(Stored records)

** start **

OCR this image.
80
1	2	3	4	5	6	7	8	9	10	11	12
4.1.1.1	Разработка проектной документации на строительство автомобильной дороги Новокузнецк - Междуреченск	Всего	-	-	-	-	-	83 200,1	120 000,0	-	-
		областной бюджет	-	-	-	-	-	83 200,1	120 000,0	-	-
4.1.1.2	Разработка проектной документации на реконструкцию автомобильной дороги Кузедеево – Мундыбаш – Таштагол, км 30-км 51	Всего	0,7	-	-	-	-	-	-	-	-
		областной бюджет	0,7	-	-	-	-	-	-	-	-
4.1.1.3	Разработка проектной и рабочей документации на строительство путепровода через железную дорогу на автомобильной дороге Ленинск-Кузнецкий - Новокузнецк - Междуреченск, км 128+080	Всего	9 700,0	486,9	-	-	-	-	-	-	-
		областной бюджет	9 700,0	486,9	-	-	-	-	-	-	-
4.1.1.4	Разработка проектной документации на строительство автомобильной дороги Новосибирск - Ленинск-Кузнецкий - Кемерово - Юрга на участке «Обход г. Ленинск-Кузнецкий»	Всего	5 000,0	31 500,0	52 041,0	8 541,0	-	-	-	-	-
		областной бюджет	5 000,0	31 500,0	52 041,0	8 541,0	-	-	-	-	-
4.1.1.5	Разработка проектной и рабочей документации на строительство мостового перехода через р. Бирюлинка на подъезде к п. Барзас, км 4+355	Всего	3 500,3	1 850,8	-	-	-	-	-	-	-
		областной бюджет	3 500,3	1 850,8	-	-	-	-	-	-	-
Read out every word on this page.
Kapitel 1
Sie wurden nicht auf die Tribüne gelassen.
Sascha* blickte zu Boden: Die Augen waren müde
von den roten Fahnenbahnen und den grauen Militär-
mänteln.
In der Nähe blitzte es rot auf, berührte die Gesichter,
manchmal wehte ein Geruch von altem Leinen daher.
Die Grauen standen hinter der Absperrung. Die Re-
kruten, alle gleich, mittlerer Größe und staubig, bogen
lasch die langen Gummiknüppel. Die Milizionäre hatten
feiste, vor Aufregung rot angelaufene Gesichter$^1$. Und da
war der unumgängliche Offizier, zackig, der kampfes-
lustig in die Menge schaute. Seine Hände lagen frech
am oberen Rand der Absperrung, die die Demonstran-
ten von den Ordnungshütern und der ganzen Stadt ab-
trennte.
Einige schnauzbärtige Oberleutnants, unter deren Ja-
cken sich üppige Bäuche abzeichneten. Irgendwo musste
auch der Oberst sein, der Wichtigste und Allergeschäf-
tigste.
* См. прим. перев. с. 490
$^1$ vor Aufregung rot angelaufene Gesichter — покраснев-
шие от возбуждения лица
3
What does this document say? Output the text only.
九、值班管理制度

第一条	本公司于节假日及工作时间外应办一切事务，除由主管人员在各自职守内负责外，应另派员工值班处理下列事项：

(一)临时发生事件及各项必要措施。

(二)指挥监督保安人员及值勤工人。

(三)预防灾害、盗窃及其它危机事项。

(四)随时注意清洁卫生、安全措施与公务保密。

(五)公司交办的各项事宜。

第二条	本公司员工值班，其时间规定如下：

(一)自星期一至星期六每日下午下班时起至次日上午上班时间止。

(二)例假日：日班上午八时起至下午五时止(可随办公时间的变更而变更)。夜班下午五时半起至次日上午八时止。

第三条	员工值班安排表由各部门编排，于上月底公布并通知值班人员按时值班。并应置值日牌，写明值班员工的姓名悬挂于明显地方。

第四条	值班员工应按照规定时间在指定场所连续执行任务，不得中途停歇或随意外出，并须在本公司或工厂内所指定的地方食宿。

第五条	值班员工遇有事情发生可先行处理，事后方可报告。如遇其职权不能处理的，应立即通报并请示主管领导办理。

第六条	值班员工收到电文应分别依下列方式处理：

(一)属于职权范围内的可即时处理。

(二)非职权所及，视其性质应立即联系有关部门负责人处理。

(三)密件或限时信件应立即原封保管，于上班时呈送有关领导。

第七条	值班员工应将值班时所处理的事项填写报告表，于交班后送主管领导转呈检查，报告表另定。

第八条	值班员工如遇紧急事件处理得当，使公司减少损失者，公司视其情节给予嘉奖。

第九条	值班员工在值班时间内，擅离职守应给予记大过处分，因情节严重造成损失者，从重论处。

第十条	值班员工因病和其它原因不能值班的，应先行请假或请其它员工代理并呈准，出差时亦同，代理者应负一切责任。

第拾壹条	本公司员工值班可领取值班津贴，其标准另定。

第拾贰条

** end **

:: What you should do ::
Give the listing above again, word for word.

:: The output ::
OCR this image.
80
1	2	3	4	5	6	7	8	9	10	11	12
4.1.1.1	Разработка проектной документации на строительство автомобильной дороги Новокузнецк - Междуреченск	Всего	-	-	-	-	-	83 200,1	120 000,0	-	-
		областной бюджет	-	-	-	-	-	83 200,1	120 000,0	-	-
4.1.1.2	Разработка проектной документации на реконструкцию автомобильной дороги Кузедеево – Мундыбаш – Таштагол, км 30-км 51	Всего	0,7	-	-	-	-	-	-	-	-
		областной бюджет	0,7	-	-	-	-	-	-	-	-
4.1.1.3	Разработка проектной и рабочей документации на строительство путепровода через железную дорогу на автомобильной дороге Ленинск-Кузнецкий - Новокузнецк - Междуреченск, км 128+080	Всего	9 700,0	486,9	-	-	-	-	-	-	-
		областной бюджет	9 700,0	486,9	-	-	-	-	-	-	-
4.1.1.4	Разработка проектной документации на строительство автомобильной дороги Новосибирск - Ленинск-Кузнецкий - Кемерово - Юрга на участке «Обход г. Ленинск-Кузнецкий»	Всего	5 000,0	31 500,0	52 041,0	8 541,0	-	-	-	-	-
		областной бюджет	5 000,0	31 500,0	52 041,0	8 541,0	-	-	-	-	-
4.1.1.5	Разработка проектной и рабочей документации на строительство мостового перехода через р. Бирюлинка на подъезде к п. Барзас, км 4+355	Всего	3 500,3	1 850,8	-	-	-	-	-	-	-
		областной бюджет	3 500,3	1 850,8	-	-	-	-	-	-	-
Read out every word on this page.
Kapitel 1
Sie wurden nicht auf die Tribüne gelassen.
Sascha* blickte zu Boden: Die Augen waren müde
von den roten Fahnenbahnen und den grauen Militär-
mänteln.
In der Nähe blitzte es rot auf, berührte die Gesichter,
manchmal wehte ein Geruch von altem Leinen daher.
Die Grauen standen hinter der Absperrung. Die Re-
kruten, alle gleich, mittlerer Größe und staubig, bogen
lasch die langen Gummiknüppel. Die Milizionäre hatten
feiste, vor Aufregung rot angelaufene Gesichter$^1$. Und da
war der unumgängliche Offizier, zackig, der kampfes-
lustig in die Menge schaute. Seine Hände lagen frech
am oberen Rand der Absperrung, die die Demonstran-
ten von den Ordnungshütern und der ganzen Stadt ab-
trennte.
Einige schnauzbärtige Oberleutnants, unter deren Ja-
cken sich üppige Bäuche abzeichneten. Irgendwo musste
auch der Oberst sein, der Wichtigste und Allergeschäf-
tigste.
* См. прим. перев. с. 490
$^1$ vor Aufregung rot angelaufene Gesichter — покраснев-
шие от возбуждения лица
3
What does this document say? Output the text only.
九、值班管理制度

第一条	本公司于节假日及工作时间外应办一切事务，除由主管人员在各自职守内负责外，应另派员工值班处理下列事项：

(一)临时发生事件及各项必要措施。

(二)指挥监督保安人员及值勤工人。

(三)预防灾害、盗窃及其它危机事项。

(四)随时注意清洁卫生、安全措施与公务保密。

(五)公司交办的各项事宜。

第二条	本公司员工值班，其时间规定如下：

(一)自星期一至星期六每日下午下班时起至次日上午上班时间止。

(二)例假日：日班上午八时起至下午五时止(可随办公时间的变更而变更)。夜班下午五时半起至次日上午八时止。

第三条	员工值班安排表由各部门编排，于上月底公布并通知值班人员按时值班。并应置值日牌，写明值班员工的姓名悬挂于明显地方。

第四条	值班员工应按照规定时间在指定场所连续执行任务，不得中途停歇或随意外出，并须在本公司或工厂内所指定的地方食宿。

第五条	值班员工遇有事情发生可先行处理，事后方可报告。如遇其职权不能处理的，应立即通报并请示主管领导办理。

第六条	值班员工收到电文应分别依下列方式处理：

(一)属于职权范围内的可即时处理。

(二)非职权所及，视其性质应立即联系有关部门负责人处理。

(三)密件或限时信件应立即原封保管，于上班时呈送有关领导。

第七条	值班员工应将值班时所处理的事项填写报告表，于交班后送主管领导转呈检查，报告表另定。

第八条	值班员工如遇紧急事件处理得当，使公司减少损失者，公司视其情节给予嘉奖。

第九条	值班员工在值班时间内，擅离职守应给予记大过处分，因情节严重造成损失者，从重论处。

第十条	值班员工因病和其它原因不能值班的，应先行请假或请其它员工代理并呈准，出差时亦同，代理者应负一切责任。

第拾壹条	本公司员工值班可领取值班津贴，其标准另定。

第拾贰条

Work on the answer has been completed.